■ TASK BRIEF
Starting at the line that holds "Extract the structured", set down each line through the end of the listing, exactly as written and with nothing added.

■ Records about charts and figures
◆ ◆ ◆ ◆
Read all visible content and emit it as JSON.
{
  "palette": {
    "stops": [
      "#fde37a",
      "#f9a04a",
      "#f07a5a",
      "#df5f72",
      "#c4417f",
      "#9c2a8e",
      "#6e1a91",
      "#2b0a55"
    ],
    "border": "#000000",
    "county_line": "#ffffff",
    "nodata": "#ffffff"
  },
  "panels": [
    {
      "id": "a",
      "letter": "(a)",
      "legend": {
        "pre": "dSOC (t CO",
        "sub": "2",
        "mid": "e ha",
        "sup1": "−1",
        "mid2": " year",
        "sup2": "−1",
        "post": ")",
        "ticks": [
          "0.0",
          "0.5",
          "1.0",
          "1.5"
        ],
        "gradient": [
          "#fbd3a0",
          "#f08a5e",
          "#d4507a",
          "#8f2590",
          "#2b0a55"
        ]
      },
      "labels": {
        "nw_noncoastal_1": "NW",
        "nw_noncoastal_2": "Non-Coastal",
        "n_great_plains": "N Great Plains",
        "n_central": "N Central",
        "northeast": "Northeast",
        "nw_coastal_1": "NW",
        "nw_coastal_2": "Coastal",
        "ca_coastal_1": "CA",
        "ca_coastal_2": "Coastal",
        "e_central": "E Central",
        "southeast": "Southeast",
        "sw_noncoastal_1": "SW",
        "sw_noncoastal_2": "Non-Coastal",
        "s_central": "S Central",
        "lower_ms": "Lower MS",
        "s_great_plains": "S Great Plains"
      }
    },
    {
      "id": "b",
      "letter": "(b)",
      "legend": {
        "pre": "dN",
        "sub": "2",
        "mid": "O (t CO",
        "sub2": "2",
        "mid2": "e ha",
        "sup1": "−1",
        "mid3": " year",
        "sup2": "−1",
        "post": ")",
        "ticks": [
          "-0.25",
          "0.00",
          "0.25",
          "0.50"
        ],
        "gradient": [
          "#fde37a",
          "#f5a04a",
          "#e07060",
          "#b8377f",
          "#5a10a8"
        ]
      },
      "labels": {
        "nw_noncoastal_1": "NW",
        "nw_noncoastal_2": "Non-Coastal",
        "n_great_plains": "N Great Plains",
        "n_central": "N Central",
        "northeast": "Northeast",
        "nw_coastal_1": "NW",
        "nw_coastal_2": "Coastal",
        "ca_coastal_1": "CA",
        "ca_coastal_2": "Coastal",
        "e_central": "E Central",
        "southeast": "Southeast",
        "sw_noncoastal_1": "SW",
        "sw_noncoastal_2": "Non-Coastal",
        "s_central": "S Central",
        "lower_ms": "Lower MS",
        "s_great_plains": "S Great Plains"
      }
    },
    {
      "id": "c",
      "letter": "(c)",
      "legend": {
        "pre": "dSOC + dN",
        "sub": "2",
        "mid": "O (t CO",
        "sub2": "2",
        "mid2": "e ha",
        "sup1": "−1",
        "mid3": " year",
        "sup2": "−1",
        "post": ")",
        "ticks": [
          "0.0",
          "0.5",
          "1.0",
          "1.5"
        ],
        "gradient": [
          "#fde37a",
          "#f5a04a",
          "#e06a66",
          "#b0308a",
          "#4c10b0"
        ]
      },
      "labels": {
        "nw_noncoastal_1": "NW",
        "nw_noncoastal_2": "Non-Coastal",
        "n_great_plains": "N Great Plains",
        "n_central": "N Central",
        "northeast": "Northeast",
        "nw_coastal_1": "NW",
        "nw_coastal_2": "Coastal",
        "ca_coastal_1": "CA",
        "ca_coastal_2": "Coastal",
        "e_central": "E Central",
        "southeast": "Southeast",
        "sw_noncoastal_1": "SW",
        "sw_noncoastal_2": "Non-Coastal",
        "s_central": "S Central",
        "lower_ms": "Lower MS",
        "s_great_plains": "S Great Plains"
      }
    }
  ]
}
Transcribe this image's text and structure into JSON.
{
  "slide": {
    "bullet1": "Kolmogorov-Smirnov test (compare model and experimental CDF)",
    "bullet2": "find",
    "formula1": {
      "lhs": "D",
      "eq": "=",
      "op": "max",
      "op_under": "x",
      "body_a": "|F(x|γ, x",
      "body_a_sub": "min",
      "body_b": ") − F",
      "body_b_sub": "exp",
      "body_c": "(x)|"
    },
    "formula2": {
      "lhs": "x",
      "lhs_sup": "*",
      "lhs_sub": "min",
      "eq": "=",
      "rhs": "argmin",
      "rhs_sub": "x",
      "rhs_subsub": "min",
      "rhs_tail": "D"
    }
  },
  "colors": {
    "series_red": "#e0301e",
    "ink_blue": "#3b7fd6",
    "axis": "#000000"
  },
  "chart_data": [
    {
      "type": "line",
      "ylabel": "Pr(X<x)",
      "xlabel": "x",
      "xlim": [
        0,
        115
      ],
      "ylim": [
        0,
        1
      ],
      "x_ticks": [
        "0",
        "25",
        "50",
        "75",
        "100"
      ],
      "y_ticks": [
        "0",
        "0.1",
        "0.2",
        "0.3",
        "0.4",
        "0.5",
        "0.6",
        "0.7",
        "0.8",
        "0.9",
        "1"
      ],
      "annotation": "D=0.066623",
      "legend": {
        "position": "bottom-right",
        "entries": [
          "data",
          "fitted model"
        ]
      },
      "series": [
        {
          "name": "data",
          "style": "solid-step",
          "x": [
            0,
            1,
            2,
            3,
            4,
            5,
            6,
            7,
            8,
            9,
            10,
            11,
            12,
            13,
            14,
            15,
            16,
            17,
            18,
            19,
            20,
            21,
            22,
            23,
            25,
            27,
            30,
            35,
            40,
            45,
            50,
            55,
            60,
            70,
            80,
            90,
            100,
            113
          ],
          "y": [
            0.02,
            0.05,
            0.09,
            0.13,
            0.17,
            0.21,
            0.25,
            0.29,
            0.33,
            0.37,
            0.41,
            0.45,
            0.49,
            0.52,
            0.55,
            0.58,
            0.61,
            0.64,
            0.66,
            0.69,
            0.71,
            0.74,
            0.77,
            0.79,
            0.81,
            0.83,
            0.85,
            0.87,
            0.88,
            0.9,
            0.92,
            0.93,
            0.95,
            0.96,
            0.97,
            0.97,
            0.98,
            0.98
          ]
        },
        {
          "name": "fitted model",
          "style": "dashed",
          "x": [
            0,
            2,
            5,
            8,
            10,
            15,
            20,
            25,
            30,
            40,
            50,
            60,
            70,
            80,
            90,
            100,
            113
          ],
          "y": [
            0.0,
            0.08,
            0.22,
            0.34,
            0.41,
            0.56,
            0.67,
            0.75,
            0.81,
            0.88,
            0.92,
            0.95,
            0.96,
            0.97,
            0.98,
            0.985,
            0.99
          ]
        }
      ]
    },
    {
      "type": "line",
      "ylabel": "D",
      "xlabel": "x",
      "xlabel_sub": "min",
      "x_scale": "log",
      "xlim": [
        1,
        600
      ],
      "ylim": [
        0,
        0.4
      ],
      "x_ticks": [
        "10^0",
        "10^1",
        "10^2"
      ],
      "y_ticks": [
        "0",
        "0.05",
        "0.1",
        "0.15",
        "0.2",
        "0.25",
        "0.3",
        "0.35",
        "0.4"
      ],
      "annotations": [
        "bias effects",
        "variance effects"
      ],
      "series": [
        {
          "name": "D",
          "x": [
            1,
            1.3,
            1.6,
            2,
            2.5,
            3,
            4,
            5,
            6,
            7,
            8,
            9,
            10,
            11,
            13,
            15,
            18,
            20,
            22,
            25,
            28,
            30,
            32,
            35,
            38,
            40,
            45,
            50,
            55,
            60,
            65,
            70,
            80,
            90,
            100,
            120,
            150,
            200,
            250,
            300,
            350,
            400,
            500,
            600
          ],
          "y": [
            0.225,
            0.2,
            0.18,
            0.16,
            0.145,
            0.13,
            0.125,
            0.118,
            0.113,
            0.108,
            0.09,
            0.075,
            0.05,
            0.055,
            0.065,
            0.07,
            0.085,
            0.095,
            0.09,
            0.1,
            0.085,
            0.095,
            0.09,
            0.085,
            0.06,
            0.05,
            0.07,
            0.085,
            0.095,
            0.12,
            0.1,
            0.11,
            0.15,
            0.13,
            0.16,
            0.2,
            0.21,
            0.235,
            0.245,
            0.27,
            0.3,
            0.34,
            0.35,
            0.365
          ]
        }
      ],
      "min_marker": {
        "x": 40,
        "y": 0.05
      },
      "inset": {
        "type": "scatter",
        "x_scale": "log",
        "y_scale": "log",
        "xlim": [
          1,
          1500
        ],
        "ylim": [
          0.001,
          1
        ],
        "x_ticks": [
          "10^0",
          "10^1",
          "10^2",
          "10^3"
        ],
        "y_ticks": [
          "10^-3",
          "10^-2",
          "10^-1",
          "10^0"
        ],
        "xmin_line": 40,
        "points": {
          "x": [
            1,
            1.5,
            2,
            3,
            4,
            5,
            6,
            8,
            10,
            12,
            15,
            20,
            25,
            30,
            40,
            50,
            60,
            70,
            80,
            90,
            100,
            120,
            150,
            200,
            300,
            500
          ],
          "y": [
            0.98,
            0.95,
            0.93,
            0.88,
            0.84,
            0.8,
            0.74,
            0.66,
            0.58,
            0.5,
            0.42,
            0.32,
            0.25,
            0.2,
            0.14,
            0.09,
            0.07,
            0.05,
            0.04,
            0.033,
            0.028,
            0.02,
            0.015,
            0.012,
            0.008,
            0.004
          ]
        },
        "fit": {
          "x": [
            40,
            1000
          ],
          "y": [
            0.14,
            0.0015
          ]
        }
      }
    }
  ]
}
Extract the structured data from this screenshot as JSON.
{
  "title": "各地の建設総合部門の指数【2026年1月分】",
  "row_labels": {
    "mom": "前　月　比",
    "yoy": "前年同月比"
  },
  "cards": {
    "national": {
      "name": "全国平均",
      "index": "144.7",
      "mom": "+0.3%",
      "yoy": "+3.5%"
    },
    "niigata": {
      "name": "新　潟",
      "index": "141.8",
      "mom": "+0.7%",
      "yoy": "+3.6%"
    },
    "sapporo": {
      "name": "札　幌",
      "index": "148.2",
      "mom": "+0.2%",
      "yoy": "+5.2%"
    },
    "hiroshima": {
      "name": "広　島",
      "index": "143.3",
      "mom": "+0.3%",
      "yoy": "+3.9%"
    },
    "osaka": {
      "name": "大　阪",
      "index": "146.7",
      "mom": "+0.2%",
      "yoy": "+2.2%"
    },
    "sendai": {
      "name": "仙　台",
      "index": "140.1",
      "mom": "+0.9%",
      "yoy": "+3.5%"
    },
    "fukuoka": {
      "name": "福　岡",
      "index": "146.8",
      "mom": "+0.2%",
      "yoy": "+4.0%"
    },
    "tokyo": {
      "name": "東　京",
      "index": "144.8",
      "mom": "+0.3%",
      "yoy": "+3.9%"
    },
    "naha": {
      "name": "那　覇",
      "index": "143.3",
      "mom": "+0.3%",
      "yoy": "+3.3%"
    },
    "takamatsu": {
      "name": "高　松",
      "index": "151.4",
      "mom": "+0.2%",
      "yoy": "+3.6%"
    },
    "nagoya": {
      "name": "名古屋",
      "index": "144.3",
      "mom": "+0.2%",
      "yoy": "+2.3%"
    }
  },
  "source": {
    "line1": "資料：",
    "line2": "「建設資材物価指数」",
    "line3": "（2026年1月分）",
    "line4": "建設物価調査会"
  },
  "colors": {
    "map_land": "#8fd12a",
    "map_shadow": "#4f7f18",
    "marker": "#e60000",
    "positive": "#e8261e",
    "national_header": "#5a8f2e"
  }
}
◆ ◆ ◆ ◆
■ CORRECT OUTPUT
Extract the structured data from this screenshot as JSON.
{
  "title": "各地の建設総合部門の指数【2026年1月分】",
  "row_labels": {
    "mom": "前　月　比",
    "yoy": "前年同月比"
  },
  "cards": {
    "national": {
      "name": "全国平均",
      "index": "144.7",
      "mom": "+0.3%",
      "yoy": "+3.5%"
    },
    "niigata": {
      "name": "新　潟",
      "index": "141.8",
      "mom": "+0.7%",
      "yoy": "+3.6%"
    },
    "sapporo": {
      "name": "札　幌",
      "index": "148.2",
      "mom": "+0.2%",
      "yoy": "+5.2%"
    },
    "hiroshima": {
      "name": "広　島",
      "index": "143.3",
      "mom": "+0.3%",
      "yoy": "+3.9%"
    },
    "osaka": {
      "name": "大　阪",
      "index": "146.7",
      "mom": "+0.2%",
      "yoy": "+2.2%"
    },
    "sendai": {
      "name": "仙　台",
      "index": "140.1",
      "mom": "+0.9%",
      "yoy": "+3.5%"
    },
    "fukuoka": {
      "name": "福　岡",
      "index": "146.8",
      "mom": "+0.2%",
      "yoy": "+4.0%"
    },
    "tokyo": {
      "name": "東　京",
      "index": "144.8",
      "mom": "+0.3%",
      "yoy": "+3.9%"
    },
    "naha": {
      "name": "那　覇",
      "index": "143.3",
      "mom": "+0.3%",
      "yoy": "+3.3%"
    },
    "takamatsu": {
      "name": "高　松",
      "index": "151.4",
      "mom": "+0.2%",
      "yoy": "+3.6%"
    },
    "nagoya": {
      "name": "名古屋",
      "index": "144.3",
      "mom": "+0.2%",
      "yoy": "+2.3%"
    }
  },
  "source": {
    "line1": "資料：",
    "line2": "「建設資材物価指数」",
    "line3": "（2026年1月分）",
    "line4": "建設物価調査会"
  },
  "colors": {
    "map_land": "#8fd12a",
    "map_shadow": "#4f7f18",
    "marker": "#e60000",
    "positive": "#e8261e",
    "national_header": "#5a8f2e"
  }
}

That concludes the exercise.